DATA FOR PROCESSING.
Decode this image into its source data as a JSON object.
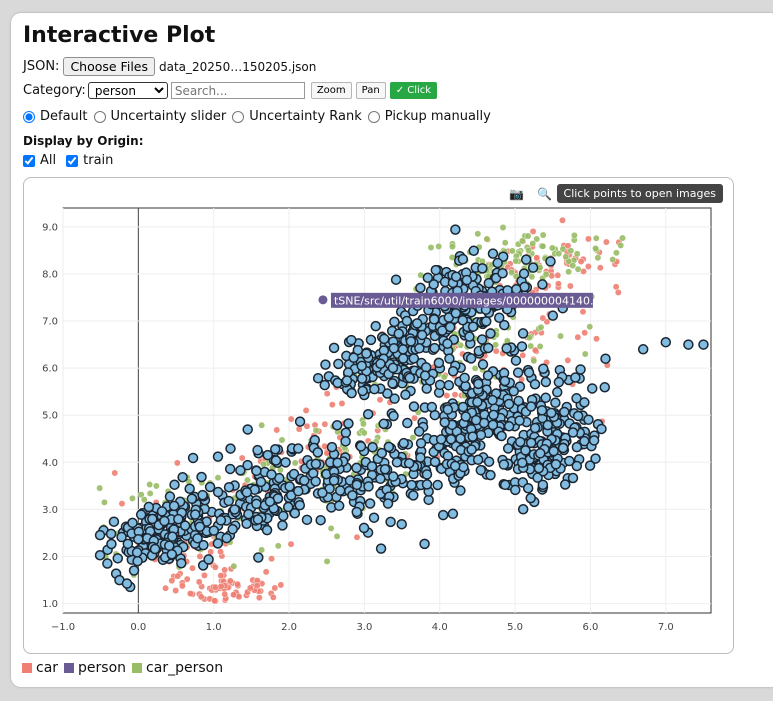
{
  "page": {
    "title": "Interactive Plot",
    "json_label": "JSON:",
    "choose_files_label": "Choose Files",
    "file_name": "data_20250…150205.json",
    "category_label": "Category:",
    "category_selected": "person",
    "search_placeholder": "Search...",
    "buttons": {
      "zoom": "Zoom",
      "pan": "Pan",
      "click": "✓ Click"
    },
    "modes": [
      "Default",
      "Uncertainty slider",
      "Uncertainty Rank",
      "Pickup manually"
    ],
    "selected_mode": "Default",
    "origin_title": "Display by Origin:",
    "origin_checks": [
      {
        "label": "All",
        "checked": true
      },
      {
        "label": "train",
        "checked": true
      }
    ]
  },
  "modebar": {
    "icons": [
      "camera-icon",
      "zoom-icon",
      "pan-icon"
    ],
    "tooltip": "Click points to open images"
  },
  "hover_label": "tSNE/src/util/train6000/images/000000004140.jpg",
  "colors": {
    "car": "#ef7f72",
    "person": "#6b5b95",
    "car_person": "#98bd66",
    "selected_fill": "#82bce1",
    "selected_stroke": "#1b2530",
    "primary": "#28a745"
  },
  "legend": [
    {
      "label": "car",
      "color": "#ef7f72"
    },
    {
      "label": "person",
      "color": "#6b5b95"
    },
    {
      "label": "car_person",
      "color": "#98bd66"
    }
  ],
  "chart_data": {
    "type": "scatter",
    "xlim": [
      -1.0,
      7.6
    ],
    "ylim": [
      0.8,
      9.4
    ],
    "x_ticks": [
      "−1.0",
      "0.0",
      "1.0",
      "2.0",
      "3.0",
      "4.0",
      "5.0",
      "6.0",
      "7.0"
    ],
    "y_ticks": [
      "1.0",
      "2.0",
      "3.0",
      "4.0",
      "5.0",
      "6.0",
      "7.0",
      "8.0",
      "9.0"
    ],
    "x_tick_values": [
      -1,
      0,
      1,
      2,
      3,
      4,
      5,
      6,
      7
    ],
    "y_tick_values": [
      1,
      2,
      3,
      4,
      5,
      6,
      7,
      8,
      9
    ],
    "grid": true,
    "hovered_point": [
      2.45,
      7.45
    ],
    "series": [
      {
        "name": "car",
        "color": "#ef7f72",
        "count": 320,
        "clusters": [
          [
            0.8,
            2.2,
            0.9,
            0.9,
            0
          ],
          [
            2.3,
            4.3,
            1.2,
            1.0,
            0.5
          ],
          [
            4.8,
            6.3,
            1.3,
            1.3,
            0.4
          ],
          [
            5.5,
            8.2,
            0.8,
            0.5,
            0.1
          ],
          [
            1.2,
            1.3,
            0.6,
            0.25,
            0
          ]
        ]
      },
      {
        "name": "car_person",
        "color": "#98bd66",
        "count": 420,
        "clusters": [
          [
            0.6,
            2.7,
            1.0,
            0.8,
            0.3
          ],
          [
            2.5,
            3.8,
            1.1,
            1.0,
            0.5
          ],
          [
            4.5,
            6.8,
            1.1,
            1.2,
            0.5
          ],
          [
            5.0,
            8.3,
            0.9,
            0.5,
            0.2
          ]
        ]
      },
      {
        "name": "person",
        "color": "#82bce1",
        "count": 1200,
        "clusters": [
          [
            0.3,
            2.5,
            0.6,
            0.6,
            0.3
          ],
          [
            1.8,
            3.4,
            0.9,
            0.8,
            0.4
          ],
          [
            3.6,
            3.9,
            1.0,
            0.9,
            0.4
          ],
          [
            4.6,
            5.2,
            0.7,
            0.9,
            0.3
          ],
          [
            3.4,
            6.2,
            0.7,
            0.6,
            0.2
          ],
          [
            4.4,
            7.4,
            0.7,
            0.8,
            0.2
          ],
          [
            5.5,
            4.4,
            0.5,
            0.8,
            0.5
          ]
        ],
        "line_points": [
          [
            5.8,
            5.8
          ],
          [
            6.2,
            6.2
          ],
          [
            6.7,
            6.4
          ],
          [
            7.0,
            6.55
          ],
          [
            7.3,
            6.5
          ],
          [
            7.5,
            6.5
          ]
        ]
      }
    ]
  }
}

PROBLEM TO SOLVE.
Leave out the pictures and copy the rest of the material above exactly.

SOLUTION FOR THIS EXERCISE.
Decode this image into its source data as a JSON object.
{
  "page": {
    "title": "Interactive Plot",
    "json_label": "JSON:",
    "choose_files_label": "Choose Files",
    "file_name": "data_20250…150205.json",
    "category_label": "Category:",
    "category_selected": "person",
    "search_placeholder": "Search...",
    "buttons": {
      "zoom": "Zoom",
      "pan": "Pan",
      "click": "✓ Click"
    },
    "modes": [
      "Default",
      "Uncertainty slider",
      "Uncertainty Rank",
      "Pickup manually"
    ],
    "selected_mode": "Default",
    "origin_title": "Display by Origin:",
    "origin_checks": [
      {
        "label": "All",
        "checked": true
      },
      {
        "label": "train",
        "checked": true
      }
    ]
  },
  "modebar": {
    "icons": [
      "camera-icon",
      "zoom-icon",
      "pan-icon"
    ],
    "tooltip": "Click points to open images"
  },
  "hover_label": "tSNE/src/util/train6000/images/000000004140.jpg",
  "colors": {
    "car": "#ef7f72",
    "person": "#6b5b95",
    "car_person": "#98bd66",
    "selected_fill": "#82bce1",
    "selected_stroke": "#1b2530",
    "primary": "#28a745"
  },
  "legend": [
    {
      "label": "car",
      "color": "#ef7f72"
    },
    {
      "label": "person",
      "color": "#6b5b95"
    },
    {
      "label": "car_person",
      "color": "#98bd66"
    }
  ],
  "chart_data": {
    "type": "scatter",
    "xlim": [
      -1.0,
      7.6
    ],
    "ylim": [
      0.8,
      9.4
    ],
    "x_ticks": [
      "−1.0",
      "0.0",
      "1.0",
      "2.0",
      "3.0",
      "4.0",
      "5.0",
      "6.0",
      "7.0"
    ],
    "y_ticks": [
      "1.0",
      "2.0",
      "3.0",
      "4.0",
      "5.0",
      "6.0",
      "7.0",
      "8.0",
      "9.0"
    ],
    "x_tick_values": [
      -1,
      0,
      1,
      2,
      3,
      4,
      5,
      6,
      7
    ],
    "y_tick_values": [
      1,
      2,
      3,
      4,
      5,
      6,
      7,
      8,
      9
    ],
    "grid": true,
    "hovered_point": [
      2.45,
      7.45
    ],
    "series": [
      {
        "name": "car",
        "color": "#ef7f72",
        "count": 320,
        "clusters": [
          [
            0.8,
            2.2,
            0.9,
            0.9,
            0
          ],
          [
            2.3,
            4.3,
            1.2,
            1.0,
            0.5
          ],
          [
            4.8,
            6.3,
            1.3,
            1.3,
            0.4
          ],
          [
            5.5,
            8.2,
            0.8,
            0.5,
            0.1
          ],
          [
            1.2,
            1.3,
            0.6,
            0.25,
            0
          ]
        ]
      },
      {
        "name": "car_person",
        "color": "#98bd66",
        "count": 420,
        "clusters": [
          [
            0.6,
            2.7,
            1.0,
            0.8,
            0.3
          ],
          [
            2.5,
            3.8,
            1.1,
            1.0,
            0.5
          ],
          [
            4.5,
            6.8,
            1.1,
            1.2,
            0.5
          ],
          [
            5.0,
            8.3,
            0.9,
            0.5,
            0.2
          ]
        ]
      },
      {
        "name": "person",
        "color": "#82bce1",
        "count": 1200,
        "clusters": [
          [
            0.3,
            2.5,
            0.6,
            0.6,
            0.3
          ],
          [
            1.8,
            3.4,
            0.9,
            0.8,
            0.4
          ],
          [
            3.6,
            3.9,
            1.0,
            0.9,
            0.4
          ],
          [
            4.6,
            5.2,
            0.7,
            0.9,
            0.3
          ],
          [
            3.4,
            6.2,
            0.7,
            0.6,
            0.2
          ],
          [
            4.4,
            7.4,
            0.7,
            0.8,
            0.2
          ],
          [
            5.5,
            4.4,
            0.5,
            0.8,
            0.5
          ]
        ],
        "line_points": [
          [
            5.8,
            5.8
          ],
          [
            6.2,
            6.2
          ],
          [
            6.7,
            6.4
          ],
          [
            7.0,
            6.55
          ],
          [
            7.3,
            6.5
          ],
          [
            7.5,
            6.5
          ]
        ]
      }
    ]
  }
}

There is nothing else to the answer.